> [WRITTEN REQUEST]: Wherever "xizmat" appears in a line, list that line.

> [DATA FOR THE TASK]:
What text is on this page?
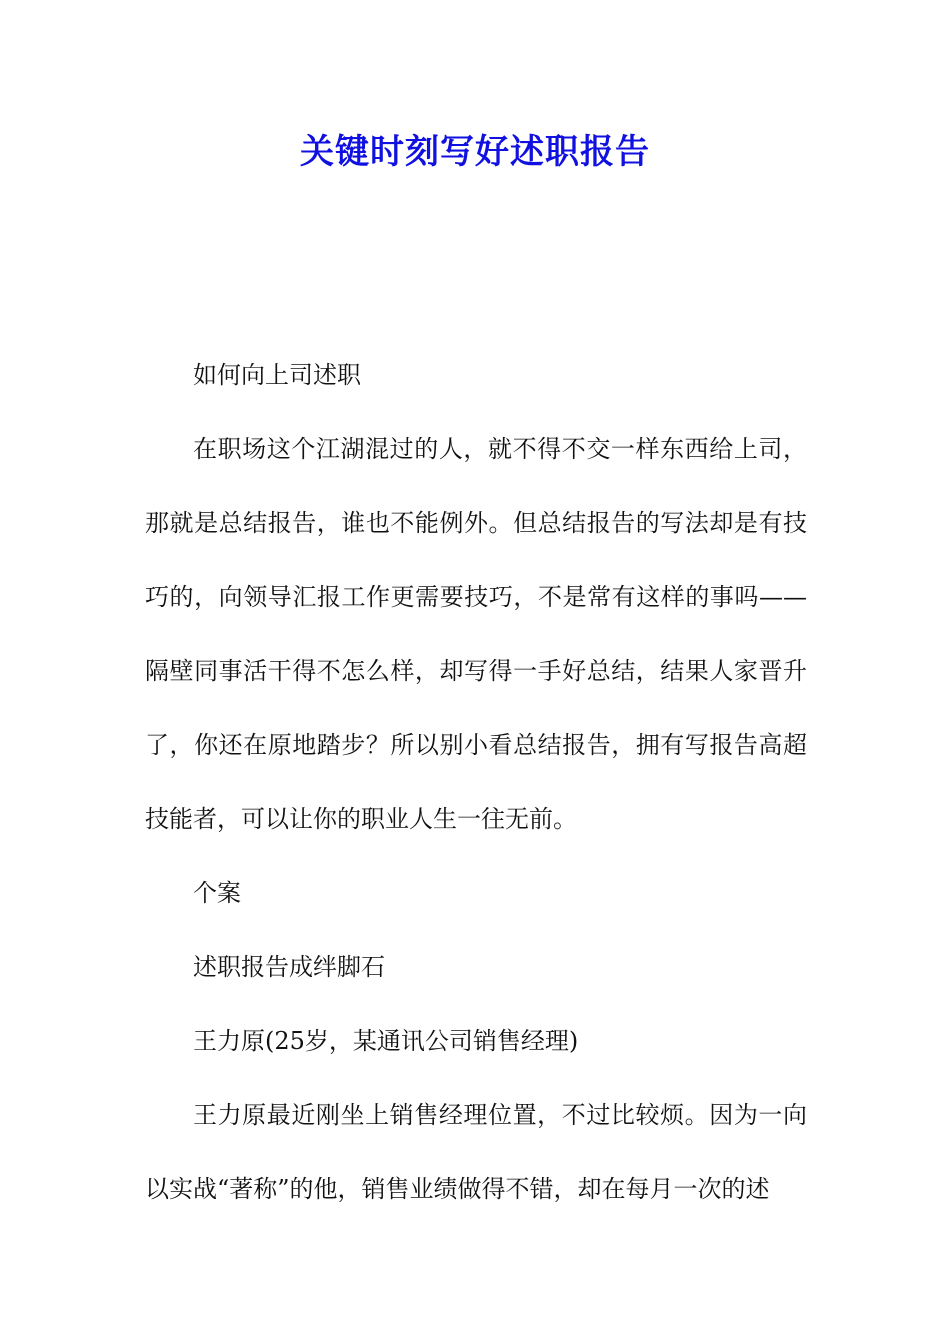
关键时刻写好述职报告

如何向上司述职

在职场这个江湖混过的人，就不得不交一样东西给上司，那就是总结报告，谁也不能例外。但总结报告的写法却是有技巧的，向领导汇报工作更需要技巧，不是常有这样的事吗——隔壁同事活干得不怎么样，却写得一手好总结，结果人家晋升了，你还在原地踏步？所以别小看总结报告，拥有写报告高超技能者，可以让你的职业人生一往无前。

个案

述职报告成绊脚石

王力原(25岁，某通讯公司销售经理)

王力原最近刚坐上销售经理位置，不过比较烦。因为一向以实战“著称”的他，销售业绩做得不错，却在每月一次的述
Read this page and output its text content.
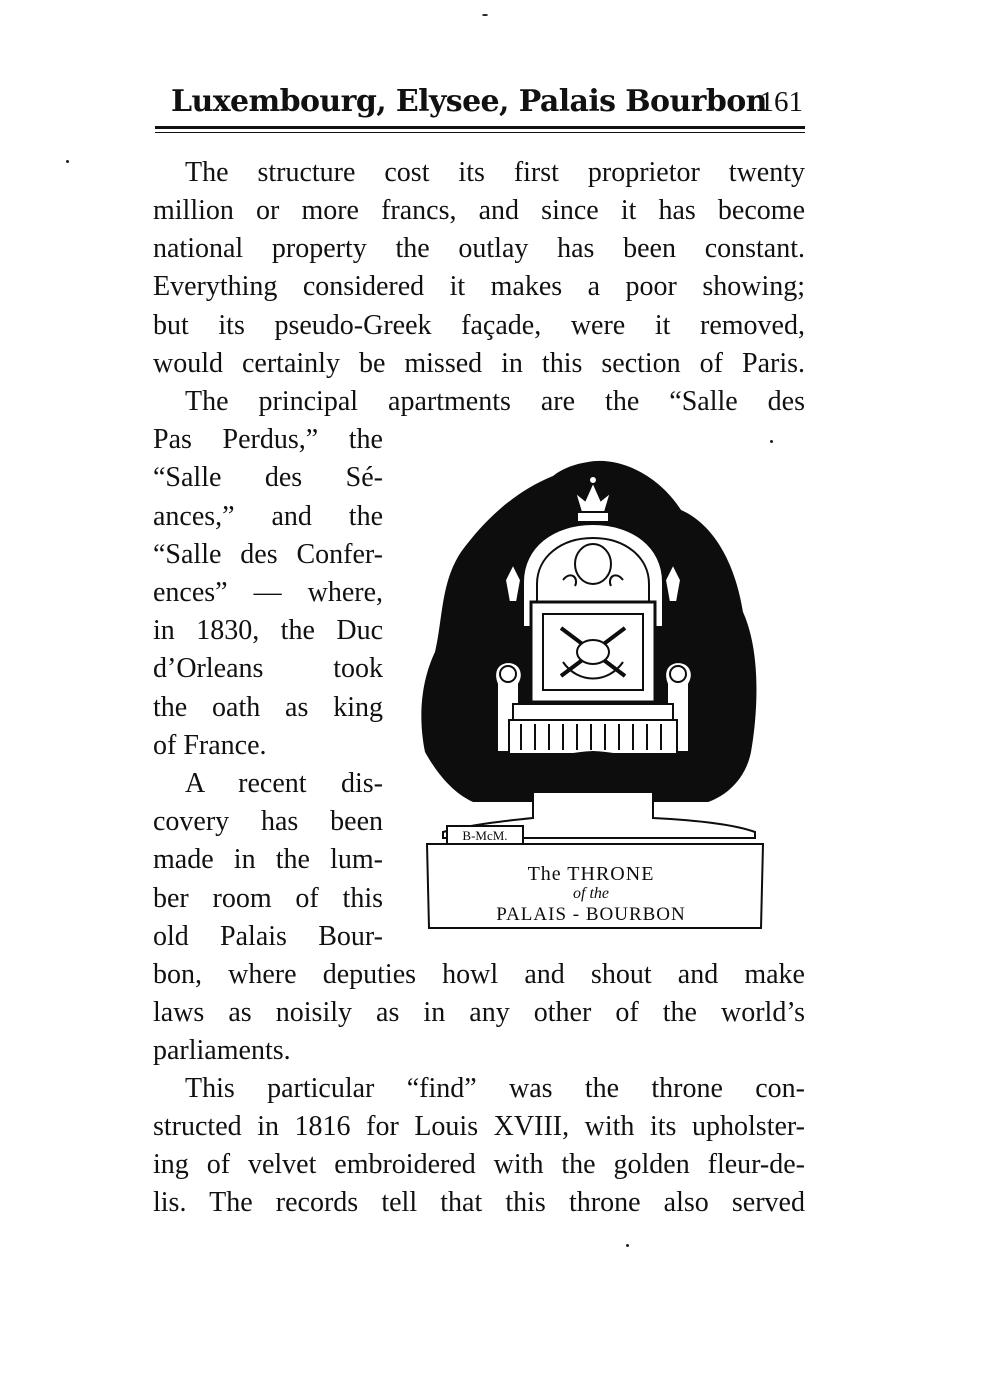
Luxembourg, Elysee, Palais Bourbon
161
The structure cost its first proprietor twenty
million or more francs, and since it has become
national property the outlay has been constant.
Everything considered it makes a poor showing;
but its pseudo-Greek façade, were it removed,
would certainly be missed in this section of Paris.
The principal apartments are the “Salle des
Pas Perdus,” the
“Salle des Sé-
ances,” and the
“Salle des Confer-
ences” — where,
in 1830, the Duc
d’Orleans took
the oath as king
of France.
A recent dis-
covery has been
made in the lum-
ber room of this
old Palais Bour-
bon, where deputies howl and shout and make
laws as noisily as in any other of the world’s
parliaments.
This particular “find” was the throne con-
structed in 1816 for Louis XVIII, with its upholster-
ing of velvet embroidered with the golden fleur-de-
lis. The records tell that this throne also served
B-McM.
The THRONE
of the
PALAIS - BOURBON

---

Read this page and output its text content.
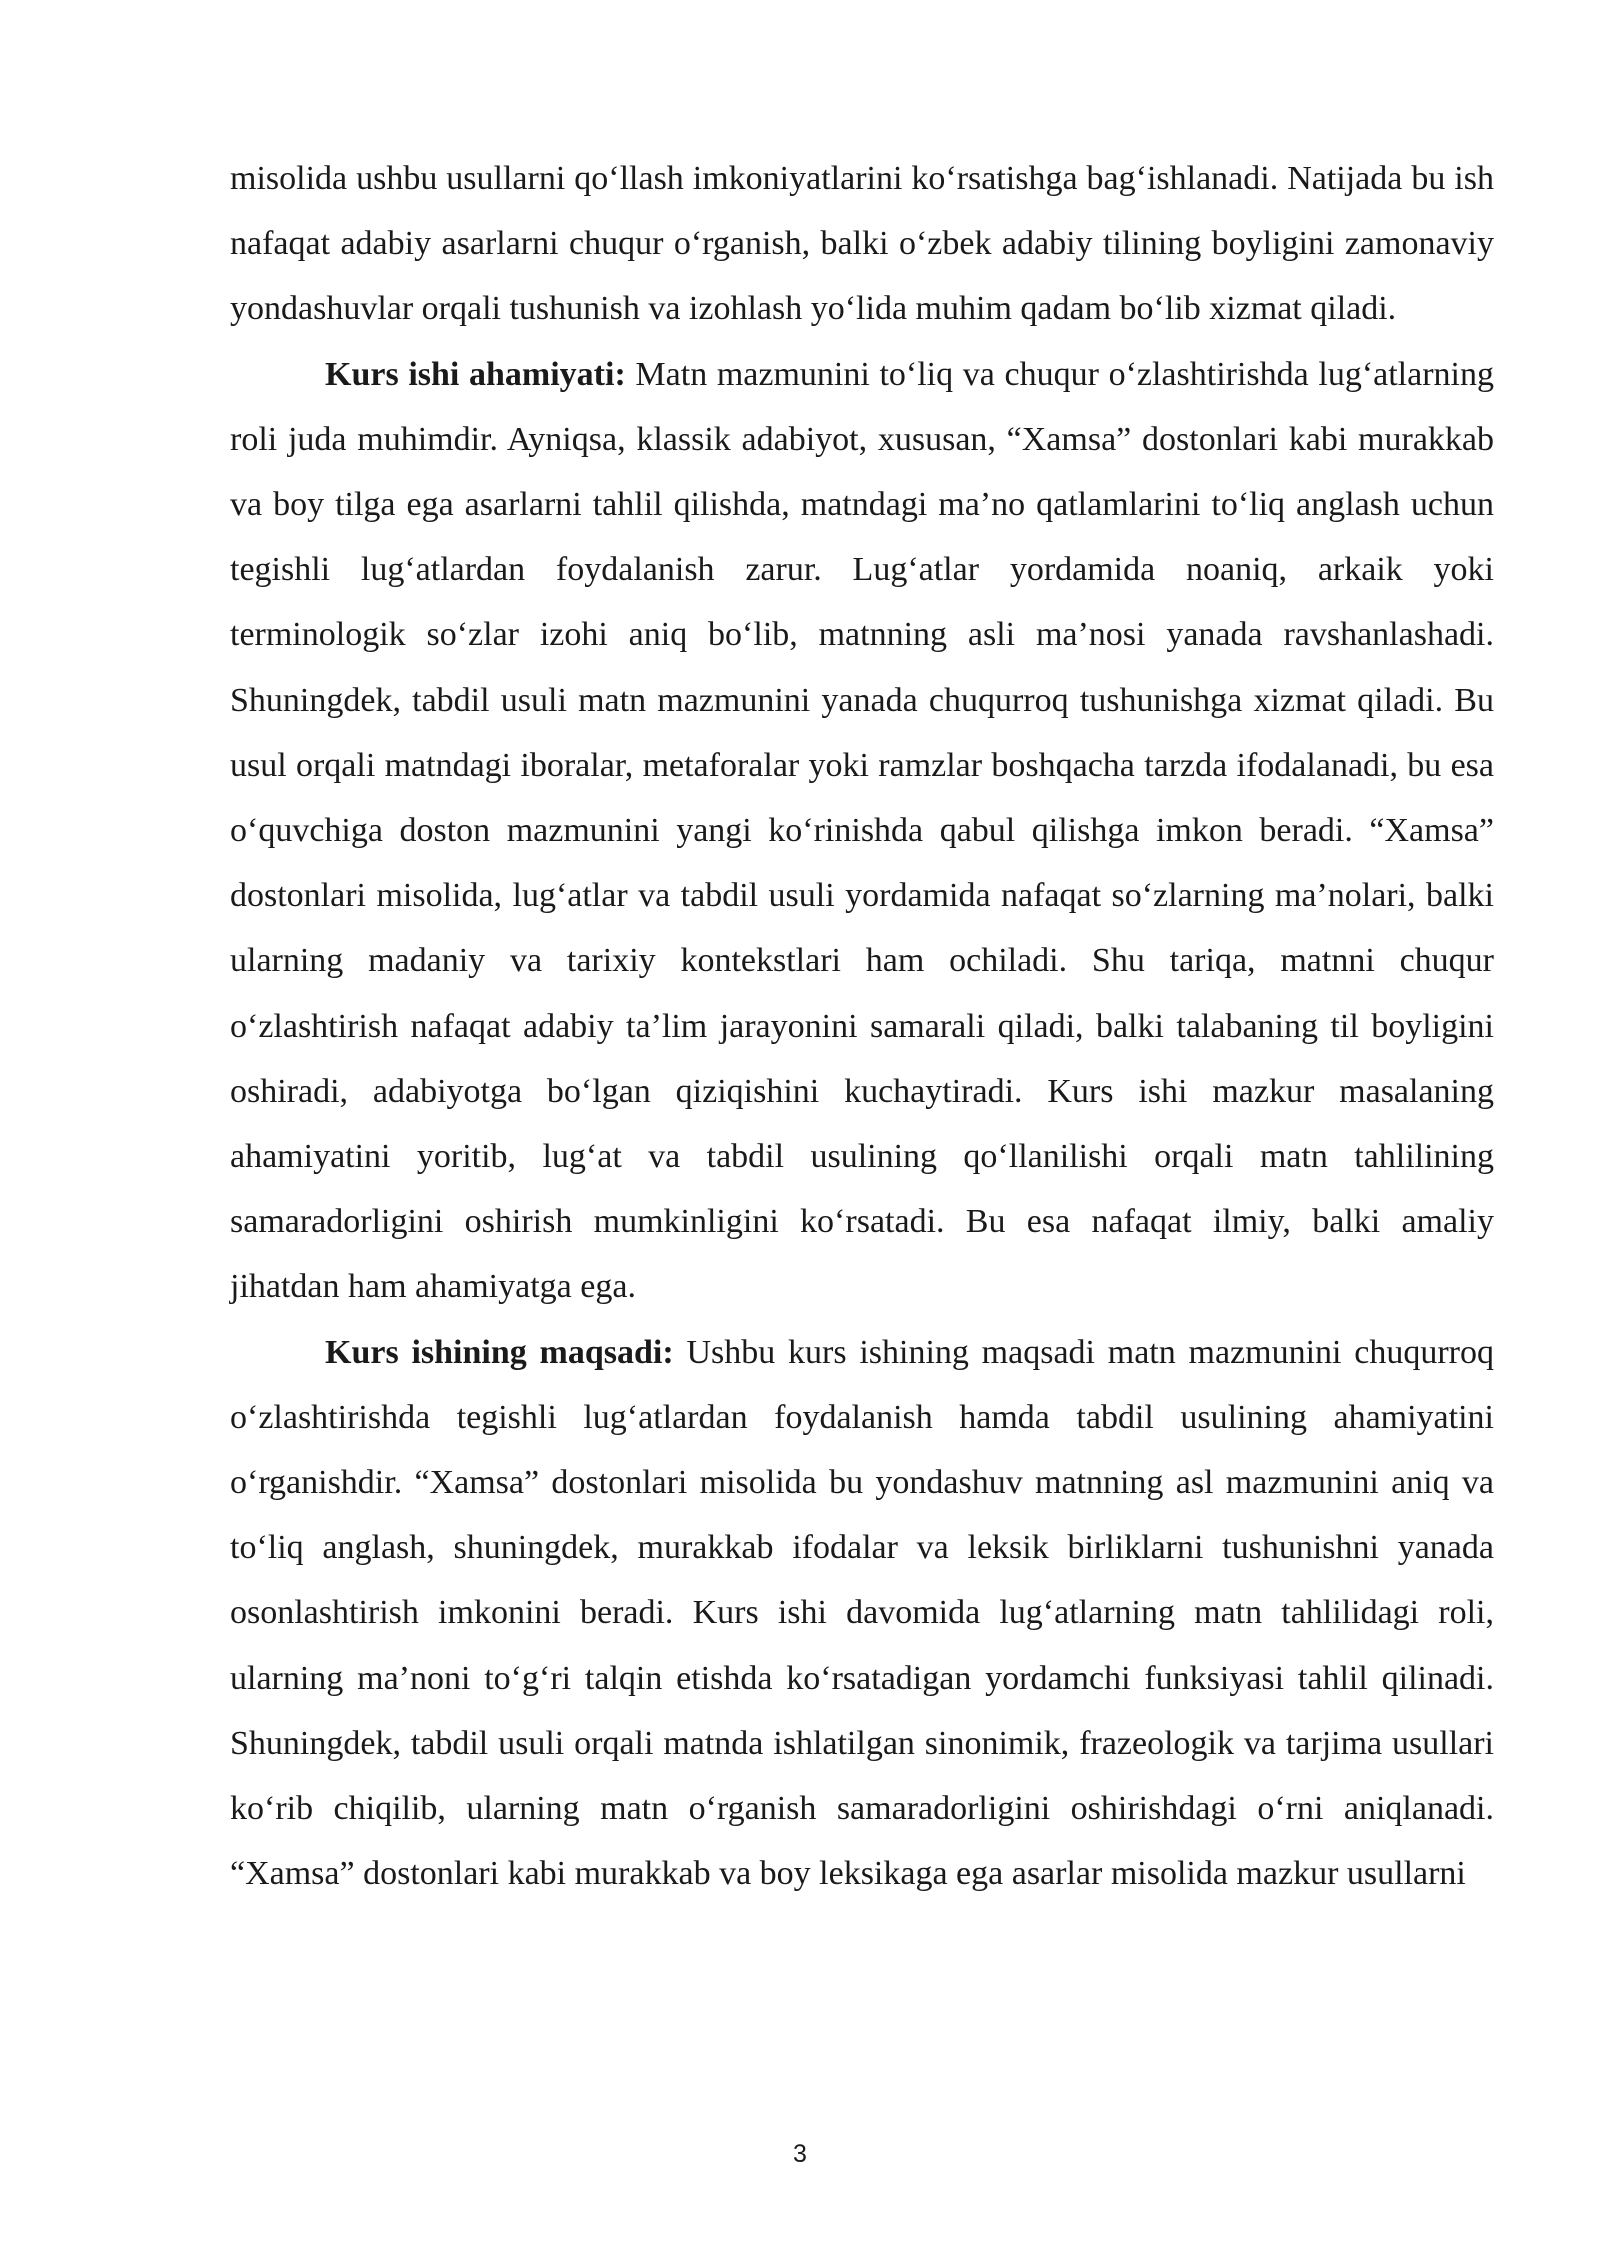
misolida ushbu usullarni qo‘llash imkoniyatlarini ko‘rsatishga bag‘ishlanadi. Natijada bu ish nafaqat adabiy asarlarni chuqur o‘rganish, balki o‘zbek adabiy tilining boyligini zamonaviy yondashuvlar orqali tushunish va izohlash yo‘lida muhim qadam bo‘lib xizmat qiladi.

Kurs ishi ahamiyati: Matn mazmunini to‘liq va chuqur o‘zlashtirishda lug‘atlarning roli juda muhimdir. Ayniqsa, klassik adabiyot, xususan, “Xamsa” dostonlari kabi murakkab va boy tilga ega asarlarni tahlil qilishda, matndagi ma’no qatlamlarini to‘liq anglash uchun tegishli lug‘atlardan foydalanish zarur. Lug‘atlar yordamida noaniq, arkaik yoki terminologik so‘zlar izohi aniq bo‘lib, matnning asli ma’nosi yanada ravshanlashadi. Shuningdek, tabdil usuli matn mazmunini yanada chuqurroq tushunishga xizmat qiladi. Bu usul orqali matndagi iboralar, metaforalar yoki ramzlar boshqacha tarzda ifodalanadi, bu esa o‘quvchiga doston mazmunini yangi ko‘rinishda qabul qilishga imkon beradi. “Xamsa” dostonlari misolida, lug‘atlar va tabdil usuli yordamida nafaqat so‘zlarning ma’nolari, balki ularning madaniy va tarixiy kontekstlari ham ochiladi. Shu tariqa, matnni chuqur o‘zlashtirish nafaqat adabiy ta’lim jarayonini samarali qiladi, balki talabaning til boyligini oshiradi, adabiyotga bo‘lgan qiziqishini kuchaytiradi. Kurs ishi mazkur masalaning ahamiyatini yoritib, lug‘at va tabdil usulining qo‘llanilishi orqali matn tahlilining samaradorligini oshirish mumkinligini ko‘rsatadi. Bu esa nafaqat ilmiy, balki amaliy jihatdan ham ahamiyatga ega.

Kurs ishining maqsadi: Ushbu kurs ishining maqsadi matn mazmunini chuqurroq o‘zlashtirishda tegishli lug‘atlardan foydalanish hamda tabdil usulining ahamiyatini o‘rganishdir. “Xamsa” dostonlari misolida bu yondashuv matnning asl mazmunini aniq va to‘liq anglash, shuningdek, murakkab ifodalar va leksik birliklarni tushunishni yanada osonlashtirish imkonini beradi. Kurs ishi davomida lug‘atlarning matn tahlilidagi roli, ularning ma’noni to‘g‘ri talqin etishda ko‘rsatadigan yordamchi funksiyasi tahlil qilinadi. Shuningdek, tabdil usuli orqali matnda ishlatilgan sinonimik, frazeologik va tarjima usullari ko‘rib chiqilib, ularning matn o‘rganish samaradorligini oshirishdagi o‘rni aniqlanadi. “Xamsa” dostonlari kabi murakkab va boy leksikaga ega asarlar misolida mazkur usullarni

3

> [ANSWER BELOW]:
misolida ushbu usullarni qo‘llash imkoniyatlarini ko‘rsatishga bag‘ishlanadi. Natijada bu ish nafaqat adabiy asarlarni chuqur o‘rganish, balki o‘zbek adabiy tilining boyligini zamonaviy yondashuvlar orqali tushunish va izohlash yo‘lida muhim qadam bo‘lib xizmat qiladi.
Kurs ishi ahamiyati: Matn mazmunini to‘liq va chuqur o‘zlashtirishda lug‘atlarning roli juda muhimdir. Ayniqsa, klassik adabiyot, xususan, “Xamsa” dostonlari kabi murakkab va boy tilga ega asarlarni tahlil qilishda, matndagi ma’no qatlamlarini to‘liq anglash uchun tegishli lug‘atlardan foydalanish zarur. Lug‘atlar yordamida noaniq, arkaik yoki terminologik so‘zlar izohi aniq bo‘lib, matnning asli ma’nosi yanada ravshanlashadi. Shuningdek, tabdil usuli matn mazmunini yanada chuqurroq tushunishga xizmat qiladi. Bu usul orqali matndagi iboralar, metaforalar yoki ramzlar boshqacha tarzda ifodalanadi, bu esa o‘quvchiga doston mazmunini yangi ko‘rinishda qabul qilishga imkon beradi. “Xamsa” dostonlari misolida, lug‘atlar va tabdil usuli yordamida nafaqat so‘zlarning ma’nolari, balki ularning madaniy va tarixiy kontekstlari ham ochiladi. Shu tariqa, matnni chuqur o‘zlashtirish nafaqat adabiy ta’lim jarayonini samarali qiladi, balki talabaning til boyligini oshiradi, adabiyotga bo‘lgan qiziqishini kuchaytiradi. Kurs ishi mazkur masalaning ahamiyatini yoritib, lug‘at va tabdil usulining qo‘llanilishi orqali matn tahlilining samaradorligini oshirish mumkinligini ko‘rsatadi. Bu esa nafaqat ilmiy, balki amaliy jihatdan ham ahamiyatga ega.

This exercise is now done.